You don't need HttpServletRequest to format email in freemarker. See the following answer.
Create multi-part message in MIME format Freemarker template via Spring 3 JavaMail
For sending mail , you can inject the mail component to your Quartz job using spring. Even there is a RequestContextHolder class to retrieve the HttpServlet request, you won't get HttpServletRequest from Quartz job.

Document understanding data
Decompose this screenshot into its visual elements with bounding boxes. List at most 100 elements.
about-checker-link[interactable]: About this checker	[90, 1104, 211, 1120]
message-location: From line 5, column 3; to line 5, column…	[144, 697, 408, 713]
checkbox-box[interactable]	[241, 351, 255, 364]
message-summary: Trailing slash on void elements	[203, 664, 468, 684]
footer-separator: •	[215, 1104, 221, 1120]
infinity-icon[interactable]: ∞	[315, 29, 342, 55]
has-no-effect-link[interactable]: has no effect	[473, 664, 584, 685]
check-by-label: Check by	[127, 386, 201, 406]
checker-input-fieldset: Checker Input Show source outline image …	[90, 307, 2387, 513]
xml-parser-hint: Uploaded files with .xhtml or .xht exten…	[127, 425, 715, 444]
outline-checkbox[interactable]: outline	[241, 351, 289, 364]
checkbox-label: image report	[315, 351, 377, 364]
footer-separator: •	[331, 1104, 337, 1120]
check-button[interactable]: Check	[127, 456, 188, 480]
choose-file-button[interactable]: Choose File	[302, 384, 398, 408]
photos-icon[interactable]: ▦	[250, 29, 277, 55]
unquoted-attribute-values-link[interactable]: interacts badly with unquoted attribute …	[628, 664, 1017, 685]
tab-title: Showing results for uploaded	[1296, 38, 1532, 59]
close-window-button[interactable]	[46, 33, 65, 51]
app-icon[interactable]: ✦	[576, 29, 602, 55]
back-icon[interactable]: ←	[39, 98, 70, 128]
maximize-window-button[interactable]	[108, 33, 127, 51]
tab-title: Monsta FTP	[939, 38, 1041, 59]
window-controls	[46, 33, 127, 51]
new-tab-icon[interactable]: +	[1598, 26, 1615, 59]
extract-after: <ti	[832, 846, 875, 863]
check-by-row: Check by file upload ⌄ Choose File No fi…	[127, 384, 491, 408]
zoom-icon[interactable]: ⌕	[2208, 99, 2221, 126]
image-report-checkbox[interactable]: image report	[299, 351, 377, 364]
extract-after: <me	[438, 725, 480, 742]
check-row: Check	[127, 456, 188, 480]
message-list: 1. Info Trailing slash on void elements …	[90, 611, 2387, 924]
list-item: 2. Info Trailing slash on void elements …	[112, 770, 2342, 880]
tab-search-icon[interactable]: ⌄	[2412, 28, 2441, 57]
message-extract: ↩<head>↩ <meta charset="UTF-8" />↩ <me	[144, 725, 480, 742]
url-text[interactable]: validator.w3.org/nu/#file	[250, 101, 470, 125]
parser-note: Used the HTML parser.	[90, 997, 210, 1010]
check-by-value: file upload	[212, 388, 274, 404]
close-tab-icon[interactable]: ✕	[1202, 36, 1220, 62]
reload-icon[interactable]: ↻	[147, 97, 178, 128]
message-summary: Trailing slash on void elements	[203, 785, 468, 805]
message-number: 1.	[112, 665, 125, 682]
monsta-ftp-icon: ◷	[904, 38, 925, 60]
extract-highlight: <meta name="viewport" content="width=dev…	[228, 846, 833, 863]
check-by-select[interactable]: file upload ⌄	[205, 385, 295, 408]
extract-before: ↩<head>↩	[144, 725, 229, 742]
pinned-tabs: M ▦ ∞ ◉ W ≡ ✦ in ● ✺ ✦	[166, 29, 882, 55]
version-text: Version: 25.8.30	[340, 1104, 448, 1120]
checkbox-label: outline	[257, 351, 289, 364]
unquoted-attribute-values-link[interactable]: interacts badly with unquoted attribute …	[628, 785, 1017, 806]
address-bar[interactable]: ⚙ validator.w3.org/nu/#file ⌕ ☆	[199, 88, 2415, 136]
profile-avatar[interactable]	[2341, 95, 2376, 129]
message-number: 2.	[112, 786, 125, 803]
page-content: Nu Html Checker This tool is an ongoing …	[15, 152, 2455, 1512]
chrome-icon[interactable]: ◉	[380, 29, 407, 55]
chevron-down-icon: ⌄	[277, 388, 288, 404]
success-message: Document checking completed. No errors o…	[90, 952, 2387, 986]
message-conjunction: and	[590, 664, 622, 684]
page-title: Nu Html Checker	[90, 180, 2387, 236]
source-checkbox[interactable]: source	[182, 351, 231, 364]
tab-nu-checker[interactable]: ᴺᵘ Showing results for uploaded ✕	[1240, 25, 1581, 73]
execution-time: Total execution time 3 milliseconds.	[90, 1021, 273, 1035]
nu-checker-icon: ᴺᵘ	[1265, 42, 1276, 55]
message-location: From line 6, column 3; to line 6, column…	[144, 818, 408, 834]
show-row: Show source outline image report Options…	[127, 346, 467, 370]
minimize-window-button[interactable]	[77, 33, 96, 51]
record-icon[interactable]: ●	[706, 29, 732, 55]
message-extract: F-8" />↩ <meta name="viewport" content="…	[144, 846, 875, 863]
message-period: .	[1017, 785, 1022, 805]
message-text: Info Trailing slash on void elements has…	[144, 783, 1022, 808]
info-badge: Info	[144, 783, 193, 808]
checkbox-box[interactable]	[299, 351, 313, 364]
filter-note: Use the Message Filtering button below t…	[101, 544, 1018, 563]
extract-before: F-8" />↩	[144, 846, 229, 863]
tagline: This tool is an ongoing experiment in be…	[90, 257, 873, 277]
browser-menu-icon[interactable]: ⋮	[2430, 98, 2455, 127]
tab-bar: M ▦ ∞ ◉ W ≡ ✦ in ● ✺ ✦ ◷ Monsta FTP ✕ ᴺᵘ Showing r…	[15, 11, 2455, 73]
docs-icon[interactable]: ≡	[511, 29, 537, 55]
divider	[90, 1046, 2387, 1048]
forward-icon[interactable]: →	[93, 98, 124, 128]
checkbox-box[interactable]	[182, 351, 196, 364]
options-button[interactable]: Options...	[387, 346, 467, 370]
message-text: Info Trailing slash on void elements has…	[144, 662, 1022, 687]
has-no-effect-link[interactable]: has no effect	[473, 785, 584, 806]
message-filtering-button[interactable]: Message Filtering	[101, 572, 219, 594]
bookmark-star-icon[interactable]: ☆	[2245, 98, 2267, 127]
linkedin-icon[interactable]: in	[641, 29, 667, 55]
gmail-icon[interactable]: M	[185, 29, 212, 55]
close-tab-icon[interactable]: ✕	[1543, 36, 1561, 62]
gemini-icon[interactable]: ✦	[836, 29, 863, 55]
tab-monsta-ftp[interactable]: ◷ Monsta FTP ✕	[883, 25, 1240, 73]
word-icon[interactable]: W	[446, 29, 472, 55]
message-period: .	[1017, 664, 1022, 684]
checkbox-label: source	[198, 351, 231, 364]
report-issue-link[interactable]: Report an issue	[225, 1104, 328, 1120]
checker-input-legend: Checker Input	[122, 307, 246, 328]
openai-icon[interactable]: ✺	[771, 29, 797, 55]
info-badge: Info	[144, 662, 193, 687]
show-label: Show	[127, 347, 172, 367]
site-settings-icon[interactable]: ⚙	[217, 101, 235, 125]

YOUR INSTRUCTIONS
Reproduce the part of the Freemarker email reply starting with "You don't need" and going on through "from Quartz job.". None of this data is needed for the work.

RESPONSE
You don't need HttpServletRequest to format email in freemarker. See the following answer.
Create multi-part message in MIME format Freemarker template via Spring 3 JavaMail
For sending mail , you can inject the mail component to your Quartz job using spring. Even there is a RequestContextHolder class to retrieve the HttpServlet request, you won't get HttpServletRequest from Quartz job.